Seitentext:
-----
Frankfurter Allgemeine Zeitung - Rezension
Frankfurter Allgemeine Zeitung | Besprechung von 04.02.2018

GEGEN AUTORITÄTEN HILFT HÖLDERLIN
Peter Brückner ist als Staatsfeind in der Erinnerung geblieben. Seine Essays zeigen ihn aber als eher einfühlsamen Denker

Die Jugend, denkt man beim Lesen dieser Aufsätze, die Peter Brückner in den späten Sechzigern und frühen Siebzigern geschrieben hat, die Jugend hat sich damals doch gewaltig überschätzt, als die Studenten, unversöhnlich und siegessicher, die Begriffe aus den Kontexten herausgruben wie die Steine aus dem Straßenpflaster, um sie als Waffen und Wurfgeschosse gegen das Establishment zu schleudern, gegen Professoren und Polizei, gegen die Repräsentanten des Staats und des Kapitalismus, von denen schon klar war, dass sie entmachtet werden mussten.

Peter Brückner war, als die Studenten revoltierten, schon in seinen frühen Vierzigern, habilitierter Psychologe, Sympathisant der Revolte, ohne dass er sich anbiedern wollte - und dass man heute so erstaunt ist, über den erwachsenen, unaufgeregten und grundsätzlich menschenfreundlichen Ton und Stil, in dem er damals seine Essays schrieb: Das liegt daran, dass, wer sich überhaupt an den Namen erinnert, ihn als Staatsfeind Nummer zwei oder drei, als unversöhnten Gegner deutscher Verhältnisse, ja womöglich als Sympathisanten des RAF-Terrors im Gedächtnis abgespeichert hat.
-----
Bereitgestellte Zeilen:
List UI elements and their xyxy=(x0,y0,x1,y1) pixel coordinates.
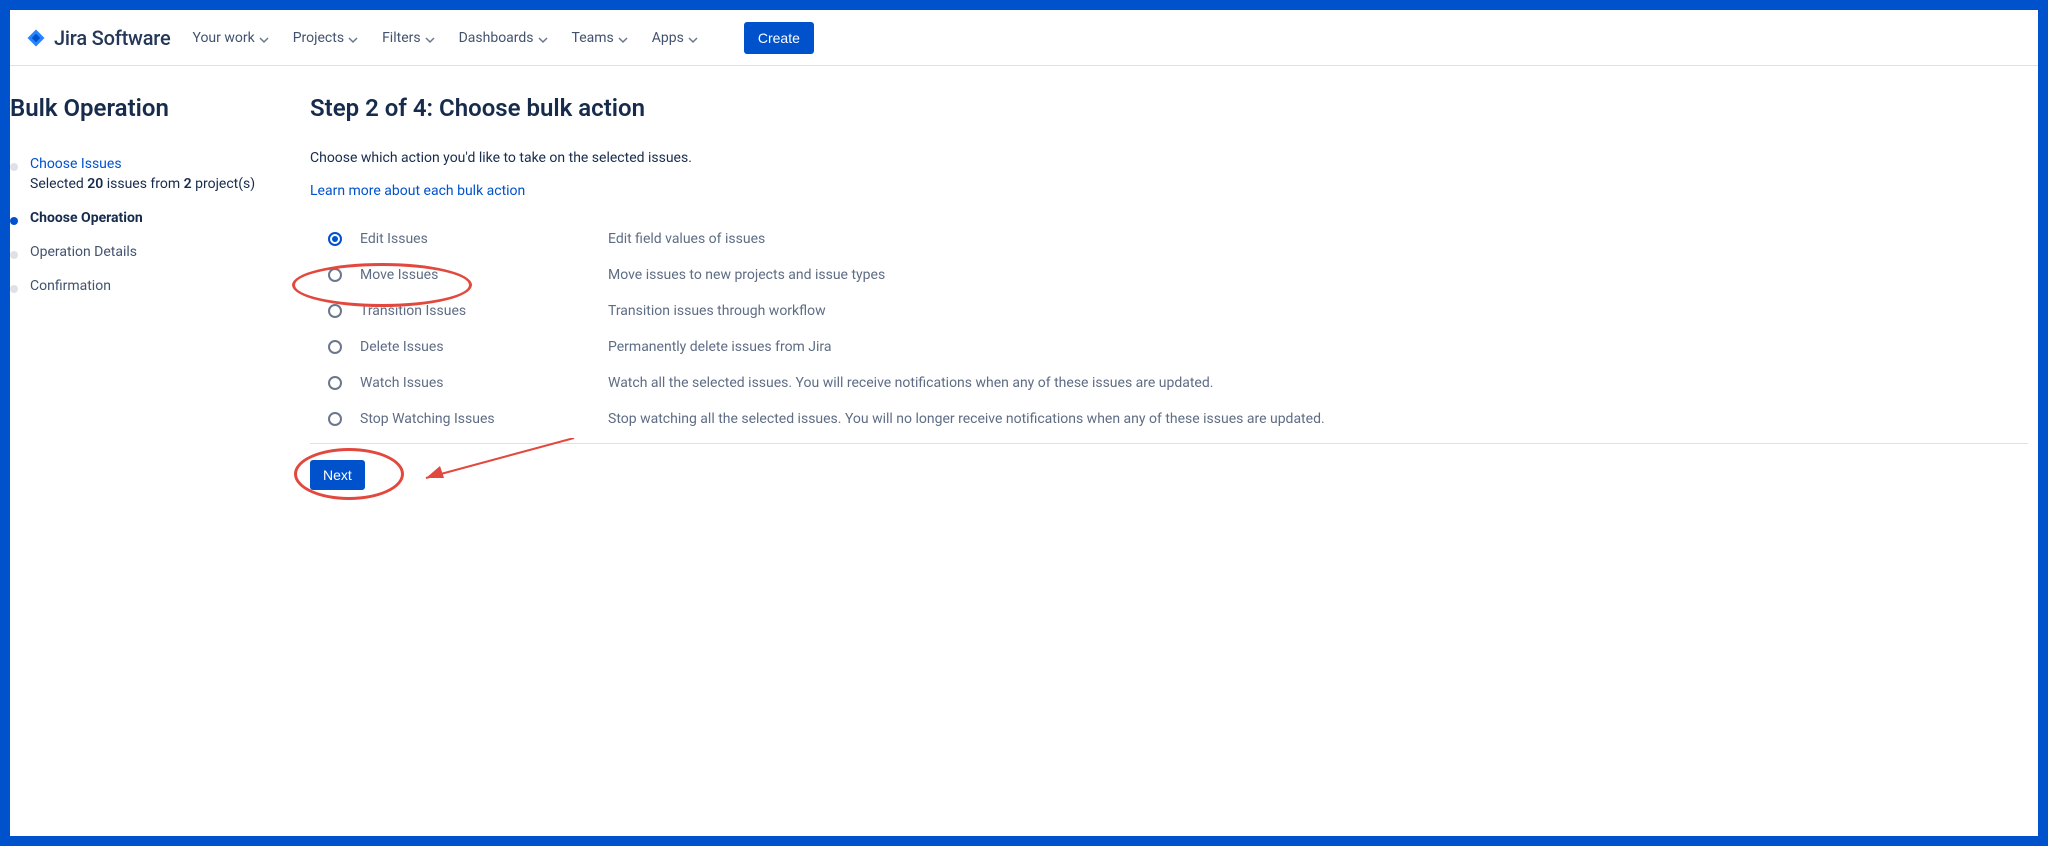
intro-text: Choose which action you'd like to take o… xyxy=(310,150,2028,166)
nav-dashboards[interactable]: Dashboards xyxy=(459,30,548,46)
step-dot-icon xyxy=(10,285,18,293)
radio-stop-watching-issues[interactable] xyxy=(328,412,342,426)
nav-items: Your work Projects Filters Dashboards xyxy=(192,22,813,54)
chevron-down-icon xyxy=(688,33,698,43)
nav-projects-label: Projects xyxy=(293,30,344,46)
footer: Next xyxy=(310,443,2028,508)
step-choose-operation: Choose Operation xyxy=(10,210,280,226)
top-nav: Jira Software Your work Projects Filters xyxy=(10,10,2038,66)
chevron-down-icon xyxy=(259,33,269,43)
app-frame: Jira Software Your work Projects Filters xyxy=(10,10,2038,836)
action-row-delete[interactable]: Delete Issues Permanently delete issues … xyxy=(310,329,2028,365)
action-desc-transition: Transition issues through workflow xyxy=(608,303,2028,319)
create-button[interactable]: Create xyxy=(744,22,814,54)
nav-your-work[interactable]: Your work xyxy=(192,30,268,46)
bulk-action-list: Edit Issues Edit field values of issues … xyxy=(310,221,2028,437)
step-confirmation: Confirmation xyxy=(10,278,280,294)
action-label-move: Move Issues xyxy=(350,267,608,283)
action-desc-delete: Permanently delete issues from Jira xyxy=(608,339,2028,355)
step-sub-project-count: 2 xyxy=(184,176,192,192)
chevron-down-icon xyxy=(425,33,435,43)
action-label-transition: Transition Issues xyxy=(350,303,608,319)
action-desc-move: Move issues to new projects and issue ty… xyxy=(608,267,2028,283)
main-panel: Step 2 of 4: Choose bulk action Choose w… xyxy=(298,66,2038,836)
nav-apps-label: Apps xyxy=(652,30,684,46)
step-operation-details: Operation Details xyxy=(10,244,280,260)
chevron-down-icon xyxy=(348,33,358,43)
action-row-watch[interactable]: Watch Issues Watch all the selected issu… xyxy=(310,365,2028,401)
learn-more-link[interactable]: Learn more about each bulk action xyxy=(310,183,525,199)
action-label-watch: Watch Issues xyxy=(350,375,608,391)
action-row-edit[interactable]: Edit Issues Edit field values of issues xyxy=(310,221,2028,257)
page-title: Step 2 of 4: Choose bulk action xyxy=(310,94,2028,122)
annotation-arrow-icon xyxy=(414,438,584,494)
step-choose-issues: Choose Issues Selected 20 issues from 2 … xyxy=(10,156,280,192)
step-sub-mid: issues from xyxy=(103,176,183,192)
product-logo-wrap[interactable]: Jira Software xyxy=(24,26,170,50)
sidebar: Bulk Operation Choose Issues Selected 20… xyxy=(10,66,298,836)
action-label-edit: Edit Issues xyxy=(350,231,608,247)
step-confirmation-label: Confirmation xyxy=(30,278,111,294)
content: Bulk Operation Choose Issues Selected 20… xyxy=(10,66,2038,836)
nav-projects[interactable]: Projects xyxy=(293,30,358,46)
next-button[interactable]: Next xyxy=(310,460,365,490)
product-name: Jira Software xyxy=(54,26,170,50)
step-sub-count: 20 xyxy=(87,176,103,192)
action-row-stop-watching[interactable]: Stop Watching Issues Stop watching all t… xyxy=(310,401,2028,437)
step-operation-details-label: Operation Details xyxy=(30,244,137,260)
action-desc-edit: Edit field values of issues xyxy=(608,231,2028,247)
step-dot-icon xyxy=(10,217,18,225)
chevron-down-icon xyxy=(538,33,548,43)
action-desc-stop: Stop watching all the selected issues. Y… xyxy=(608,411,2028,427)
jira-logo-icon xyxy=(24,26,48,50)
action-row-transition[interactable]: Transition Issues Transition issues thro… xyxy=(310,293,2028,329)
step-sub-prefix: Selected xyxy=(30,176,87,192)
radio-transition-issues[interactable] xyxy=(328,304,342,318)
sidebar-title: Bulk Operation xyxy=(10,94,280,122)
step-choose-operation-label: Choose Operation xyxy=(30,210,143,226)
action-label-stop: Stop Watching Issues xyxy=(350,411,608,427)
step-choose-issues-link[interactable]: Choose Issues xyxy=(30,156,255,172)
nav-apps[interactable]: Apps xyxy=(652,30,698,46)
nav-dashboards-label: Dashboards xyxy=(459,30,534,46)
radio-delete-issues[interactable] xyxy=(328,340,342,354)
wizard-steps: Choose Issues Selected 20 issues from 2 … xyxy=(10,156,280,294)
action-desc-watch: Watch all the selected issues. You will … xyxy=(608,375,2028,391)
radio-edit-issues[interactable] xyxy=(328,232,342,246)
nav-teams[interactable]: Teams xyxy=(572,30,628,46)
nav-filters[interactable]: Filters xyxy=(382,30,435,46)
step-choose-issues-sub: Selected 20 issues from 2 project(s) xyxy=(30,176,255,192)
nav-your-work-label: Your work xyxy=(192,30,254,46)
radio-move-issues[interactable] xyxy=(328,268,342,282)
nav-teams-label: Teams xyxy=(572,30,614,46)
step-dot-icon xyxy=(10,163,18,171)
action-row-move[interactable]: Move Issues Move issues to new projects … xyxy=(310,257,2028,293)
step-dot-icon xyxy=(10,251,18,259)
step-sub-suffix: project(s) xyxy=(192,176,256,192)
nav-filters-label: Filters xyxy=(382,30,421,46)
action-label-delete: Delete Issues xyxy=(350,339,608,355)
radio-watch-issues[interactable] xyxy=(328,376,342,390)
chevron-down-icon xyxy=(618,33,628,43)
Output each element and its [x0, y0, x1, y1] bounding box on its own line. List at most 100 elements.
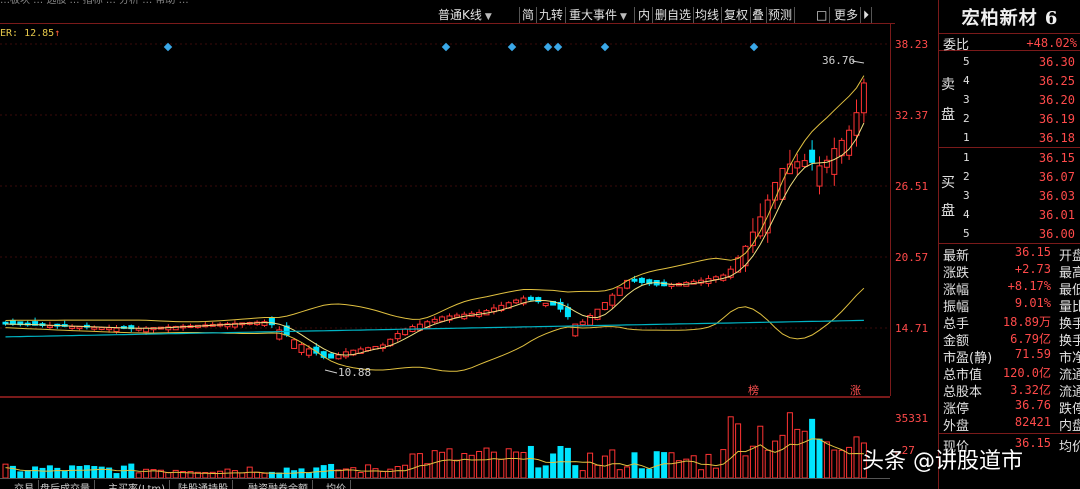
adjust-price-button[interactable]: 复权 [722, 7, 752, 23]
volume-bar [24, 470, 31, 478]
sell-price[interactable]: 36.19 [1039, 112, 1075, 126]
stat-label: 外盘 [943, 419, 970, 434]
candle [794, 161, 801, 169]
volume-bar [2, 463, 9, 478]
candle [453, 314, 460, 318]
-----
Aufgabe 1:
Schreibe aus dem Seitentext den Abschnitt wortgetreu ab, der bei "Peter Brückner war, als" beginnt und bei "Gedächtnis abgespeichert hat." endet.
Aufgabe 2:
Gib nur den Abschnitt der Zeilen neu aus, der mit der Zeile beginnt, die "adjust-price-button[interactable]: 复权 [722, 7, 752, 23]" enthält, und mit der letzten Zeile endet. Ersetze darin "volume-bar" durch "volume-column" und lass alles andere unverändert.

Erwartete Ausgabe 1:
Peter Brückner war, als die Studenten revoltierten, schon in seinen frühen Vierzigern, habilitierter Psychologe, Sympathisant der Revolte, ohne dass er sich anbiedern wollte - und dass man heute so erstaunt ist, über den erwachsenen, unaufgeregten und grundsätzlich menschenfreundlichen Ton und Stil, in dem er damals seine Essays schrieb: Das liegt daran, dass, wer sich überhaupt an den Namen erinnert, ihn als Staatsfeind Nummer zwei oder drei, als unversöhnten Gegner deutscher Verhältnisse, ja womöglich als Sympathisanten des RAF-Terrors im Gedächtnis abgespeichert hat.

Erwartete Ausgabe 2:
adjust-price-button[interactable]: 复权 [722, 7, 752, 23]
volume-column [24, 470, 31, 478]
sell-price[interactable]: 36.19 [1039, 112, 1075, 126]
stat-label: 外盘 [943, 419, 970, 434]
candle [794, 161, 801, 169]
volume-column [2, 463, 9, 478]
candle [453, 314, 460, 318]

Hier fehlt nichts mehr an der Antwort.